═══ Excerpted data ═══

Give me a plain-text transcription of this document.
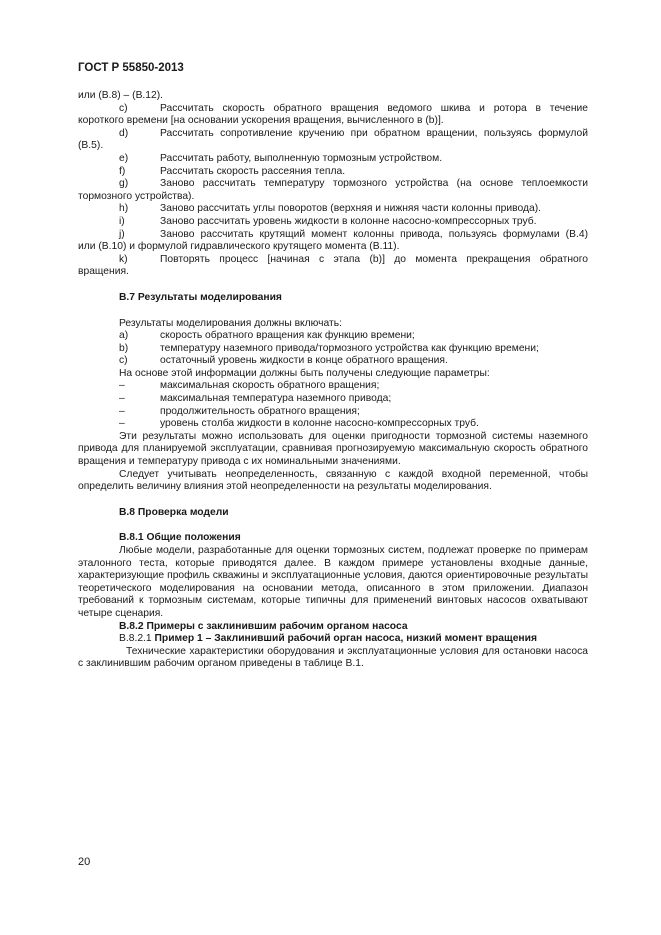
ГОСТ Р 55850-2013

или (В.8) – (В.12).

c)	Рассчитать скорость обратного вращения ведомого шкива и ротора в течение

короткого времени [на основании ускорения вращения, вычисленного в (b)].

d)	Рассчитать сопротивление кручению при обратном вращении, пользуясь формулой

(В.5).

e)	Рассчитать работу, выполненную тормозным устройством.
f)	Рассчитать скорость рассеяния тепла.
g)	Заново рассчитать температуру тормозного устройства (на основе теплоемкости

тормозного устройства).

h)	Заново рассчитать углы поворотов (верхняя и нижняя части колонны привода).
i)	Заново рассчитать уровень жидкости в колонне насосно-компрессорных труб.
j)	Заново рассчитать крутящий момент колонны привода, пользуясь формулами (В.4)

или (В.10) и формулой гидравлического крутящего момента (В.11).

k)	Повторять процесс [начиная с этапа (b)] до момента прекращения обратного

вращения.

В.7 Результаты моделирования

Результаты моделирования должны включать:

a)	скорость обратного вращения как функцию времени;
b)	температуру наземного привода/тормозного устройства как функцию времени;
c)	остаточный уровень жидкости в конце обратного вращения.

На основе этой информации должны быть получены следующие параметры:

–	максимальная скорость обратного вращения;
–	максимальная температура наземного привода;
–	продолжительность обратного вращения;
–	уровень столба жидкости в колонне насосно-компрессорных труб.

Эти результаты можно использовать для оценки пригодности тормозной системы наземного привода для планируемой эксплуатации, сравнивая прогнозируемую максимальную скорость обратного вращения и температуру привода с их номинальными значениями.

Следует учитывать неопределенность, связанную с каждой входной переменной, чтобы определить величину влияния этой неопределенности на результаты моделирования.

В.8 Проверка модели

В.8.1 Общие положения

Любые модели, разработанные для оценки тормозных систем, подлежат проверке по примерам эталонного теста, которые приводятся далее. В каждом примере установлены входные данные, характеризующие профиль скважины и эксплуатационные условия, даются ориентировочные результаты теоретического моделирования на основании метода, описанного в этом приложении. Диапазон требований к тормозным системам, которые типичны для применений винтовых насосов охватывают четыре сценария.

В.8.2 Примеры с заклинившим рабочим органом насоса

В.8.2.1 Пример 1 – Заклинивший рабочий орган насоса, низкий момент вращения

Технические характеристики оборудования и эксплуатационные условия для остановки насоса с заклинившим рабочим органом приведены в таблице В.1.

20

═══

#### Short problem
Above are records; say how many of their lines contain the word "уровень", giving only the number.

#### Output of the task
3